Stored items

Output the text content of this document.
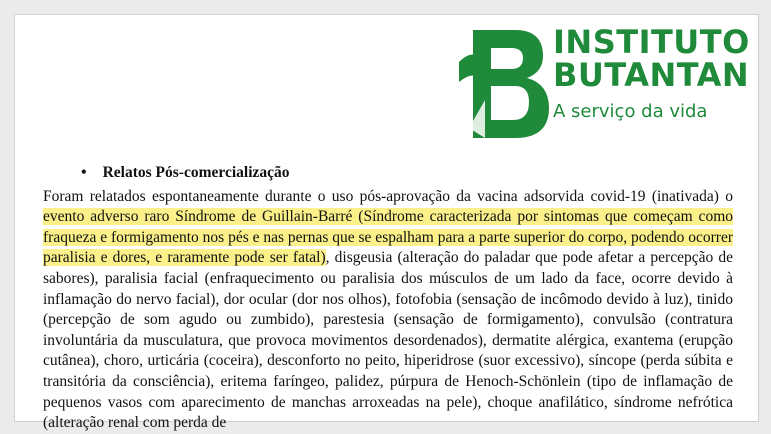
INSTITUTO
BUTANTAN
A serviço da vida
• Relatos Pós-comercialização
Foram relatados espontaneamente durante o uso pós-aprovação da vacina adsorvida covid-19 (inativada) o evento adverso raro Síndrome de Guillain-Barré (Síndrome caracterizada por sintomas que começam como fraqueza e formigamento nos pés e nas pernas que se espalham para a parte superior do corpo, podendo ocorrer paralisia e dores, e raramente pode ser fatal), disgeusia (alteração do paladar que pode afetar a percepção de sabores), paralisia facial (enfraquecimento ou paralisia dos músculos de um lado da face, ocorre devido à inflamação do nervo facial), dor ocular (dor nos olhos), fotofobia (sensação de incômodo devido à luz), tinido (percepção de som agudo ou zumbido), parestesia (sensação de formigamento), convulsão (contratura involuntária da musculatura, que provoca movimentos desordenados), dermatite alérgica, exantema (erupção cutânea), choro, urticária (coceira), desconforto no peito, hiperidrose (suor excessivo), síncope (perda súbita e transitória da consciência), eritema faríngeo, palidez, púrpura de Henoch-Schönlein (tipo de inflamação de pequenos vasos com aparecimento de manchas arroxeadas na pele), choque anafilático, síndrome nefrótica (alteração renal com perda de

Task: Output every entry verbatim. Pictures do not belong in the copy.

The output:
Output the text content of this document.
INSTITUTO
BUTANTAN
A serviço da vida
• Relatos Pós-comercialização
Foram relatados espontaneamente durante o uso pós-aprovação da vacina adsorvida covid-19 (inativada) o evento adverso raro Síndrome de Guillain-Barré (Síndrome caracterizada por sintomas que começam como fraqueza e formigamento nos pés e nas pernas que se espalham para a parte superior do corpo, podendo ocorrer paralisia e dores, e raramente pode ser fatal), disgeusia (alteração do paladar que pode afetar a percepção de sabores), paralisia facial (enfraquecimento ou paralisia dos músculos de um lado da face, ocorre devido à inflamação do nervo facial), dor ocular (dor nos olhos), fotofobia (sensação de incômodo devido à luz), tinido (percepção de som agudo ou zumbido), parestesia (sensação de formigamento), convulsão (contratura involuntária da musculatura, que provoca movimentos desordenados), dermatite alérgica, exantema (erupção cutânea), choro, urticária (coceira), desconforto no peito, hiperidrose (suor excessivo), síncope (perda súbita e transitória da consciência), eritema faríngeo, palidez, púrpura de Henoch-Schönlein (tipo de inflamação de pequenos vasos com aparecimento de manchas arroxeadas na pele), choque anafilático, síndrome nefrótica (alteração renal com perda de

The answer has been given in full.